EXERCISE PROMPT:
From the material below, list every line containing "this".

## START EXTRACTED INFORMATION

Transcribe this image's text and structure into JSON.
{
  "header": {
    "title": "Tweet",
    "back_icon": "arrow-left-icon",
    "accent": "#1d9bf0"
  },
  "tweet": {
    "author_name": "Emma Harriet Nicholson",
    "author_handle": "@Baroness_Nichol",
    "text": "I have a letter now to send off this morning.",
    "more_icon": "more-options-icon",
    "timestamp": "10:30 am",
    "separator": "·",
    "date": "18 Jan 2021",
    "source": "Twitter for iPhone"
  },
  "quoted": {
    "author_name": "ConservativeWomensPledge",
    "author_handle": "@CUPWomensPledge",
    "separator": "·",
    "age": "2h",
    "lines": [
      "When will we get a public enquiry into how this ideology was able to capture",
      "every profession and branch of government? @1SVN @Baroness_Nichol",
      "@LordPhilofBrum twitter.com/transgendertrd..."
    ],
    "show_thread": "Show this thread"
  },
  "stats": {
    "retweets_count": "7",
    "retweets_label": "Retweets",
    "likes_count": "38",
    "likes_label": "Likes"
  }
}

## END EXTRACTED INFORMATION

RESPONSE:
Transcribe this image's text and structure into JSON.
    "text": "I have a letter now to send off this morning.",
      "When will we get a public enquiry into how this ideology was able to capture",
    "show_thread": "Show this thread"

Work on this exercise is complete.